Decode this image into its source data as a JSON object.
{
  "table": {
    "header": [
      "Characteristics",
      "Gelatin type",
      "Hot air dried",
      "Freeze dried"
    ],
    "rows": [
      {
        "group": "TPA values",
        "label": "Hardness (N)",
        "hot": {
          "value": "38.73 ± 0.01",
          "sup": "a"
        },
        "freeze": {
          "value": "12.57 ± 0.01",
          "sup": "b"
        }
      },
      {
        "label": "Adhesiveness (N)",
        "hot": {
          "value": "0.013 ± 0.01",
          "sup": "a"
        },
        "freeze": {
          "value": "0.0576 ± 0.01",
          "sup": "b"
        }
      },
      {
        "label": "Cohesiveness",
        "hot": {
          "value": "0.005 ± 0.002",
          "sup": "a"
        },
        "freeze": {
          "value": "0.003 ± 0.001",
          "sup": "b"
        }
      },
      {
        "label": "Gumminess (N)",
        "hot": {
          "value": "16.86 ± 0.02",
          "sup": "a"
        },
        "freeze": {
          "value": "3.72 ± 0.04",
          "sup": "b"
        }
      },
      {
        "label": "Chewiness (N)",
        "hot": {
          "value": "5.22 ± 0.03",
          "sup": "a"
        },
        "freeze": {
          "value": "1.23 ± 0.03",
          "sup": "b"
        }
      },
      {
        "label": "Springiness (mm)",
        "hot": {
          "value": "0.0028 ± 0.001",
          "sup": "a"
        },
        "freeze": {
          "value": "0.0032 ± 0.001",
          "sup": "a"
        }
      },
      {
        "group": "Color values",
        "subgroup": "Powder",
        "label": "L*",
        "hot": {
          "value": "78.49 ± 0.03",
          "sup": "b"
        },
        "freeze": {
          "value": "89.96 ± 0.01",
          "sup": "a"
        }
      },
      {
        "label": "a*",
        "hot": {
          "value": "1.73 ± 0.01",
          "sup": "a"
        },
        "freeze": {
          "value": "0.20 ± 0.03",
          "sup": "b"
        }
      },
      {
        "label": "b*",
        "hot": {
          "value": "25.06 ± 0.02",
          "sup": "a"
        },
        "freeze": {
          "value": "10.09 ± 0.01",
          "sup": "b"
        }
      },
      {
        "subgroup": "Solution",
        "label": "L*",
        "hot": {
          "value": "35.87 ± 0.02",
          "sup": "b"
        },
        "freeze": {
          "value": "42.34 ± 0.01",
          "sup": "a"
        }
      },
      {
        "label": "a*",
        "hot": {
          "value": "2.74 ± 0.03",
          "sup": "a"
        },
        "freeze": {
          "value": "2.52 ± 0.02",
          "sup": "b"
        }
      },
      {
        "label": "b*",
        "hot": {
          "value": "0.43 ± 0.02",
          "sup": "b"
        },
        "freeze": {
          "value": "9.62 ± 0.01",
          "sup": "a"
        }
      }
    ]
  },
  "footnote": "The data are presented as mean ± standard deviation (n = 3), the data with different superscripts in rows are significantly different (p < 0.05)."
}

▸ The task: Please repeat the listing exactly, with nothing left out.

▸ Answer to the problem:
Decode this image into its source data as a JSON object.
{
  "table": {
    "header": [
      "Characteristics",
      "Gelatin type",
      "Hot air dried",
      "Freeze dried"
    ],
    "rows": [
      {
        "group": "TPA values",
        "label": "Hardness (N)",
        "hot": {
          "value": "38.73 ± 0.01",
          "sup": "a"
        },
        "freeze": {
          "value": "12.57 ± 0.01",
          "sup": "b"
        }
      },
      {
        "label": "Adhesiveness (N)",
        "hot": {
          "value": "0.013 ± 0.01",
          "sup": "a"
        },
        "freeze": {
          "value": "0.0576 ± 0.01",
          "sup": "b"
        }
      },
      {
        "label": "Cohesiveness",
        "hot": {
          "value": "0.005 ± 0.002",
          "sup": "a"
        },
        "freeze": {
          "value": "0.003 ± 0.001",
          "sup": "b"
        }
      },
      {
        "label": "Gumminess (N)",
        "hot": {
          "value": "16.86 ± 0.02",
          "sup": "a"
        },
        "freeze": {
          "value": "3.72 ± 0.04",
          "sup": "b"
        }
      },
      {
        "label": "Chewiness (N)",
        "hot": {
          "value": "5.22 ± 0.03",
          "sup": "a"
        },
        "freeze": {
          "value": "1.23 ± 0.03",
          "sup": "b"
        }
      },
      {
        "label": "Springiness (mm)",
        "hot": {
          "value": "0.0028 ± 0.001",
          "sup": "a"
        },
        "freeze": {
          "value": "0.0032 ± 0.001",
          "sup": "a"
        }
      },
      {
        "group": "Color values",
        "subgroup": "Powder",
        "label": "L*",
        "hot": {
          "value": "78.49 ± 0.03",
          "sup": "b"
        },
        "freeze": {
          "value": "89.96 ± 0.01",
          "sup": "a"
        }
      },
      {
        "label": "a*",
        "hot": {
          "value": "1.73 ± 0.01",
          "sup": "a"
        },
        "freeze": {
          "value": "0.20 ± 0.03",
          "sup": "b"
        }
      },
      {
        "label": "b*",
        "hot": {
          "value": "25.06 ± 0.02",
          "sup": "a"
        },
        "freeze": {
          "value": "10.09 ± 0.01",
          "sup": "b"
        }
      },
      {
        "subgroup": "Solution",
        "label": "L*",
        "hot": {
          "value": "35.87 ± 0.02",
          "sup": "b"
        },
        "freeze": {
          "value": "42.34 ± 0.01",
          "sup": "a"
        }
      },
      {
        "label": "a*",
        "hot": {
          "value": "2.74 ± 0.03",
          "sup": "a"
        },
        "freeze": {
          "value": "2.52 ± 0.02",
          "sup": "b"
        }
      },
      {
        "label": "b*",
        "hot": {
          "value": "0.43 ± 0.02",
          "sup": "b"
        },
        "freeze": {
          "value": "9.62 ± 0.01",
          "sup": "a"
        }
      }
    ]
  },
  "footnote": "The data are presented as mean ± standard deviation (n = 3), the data with different superscripts in rows are significantly different (p < 0.05)."
}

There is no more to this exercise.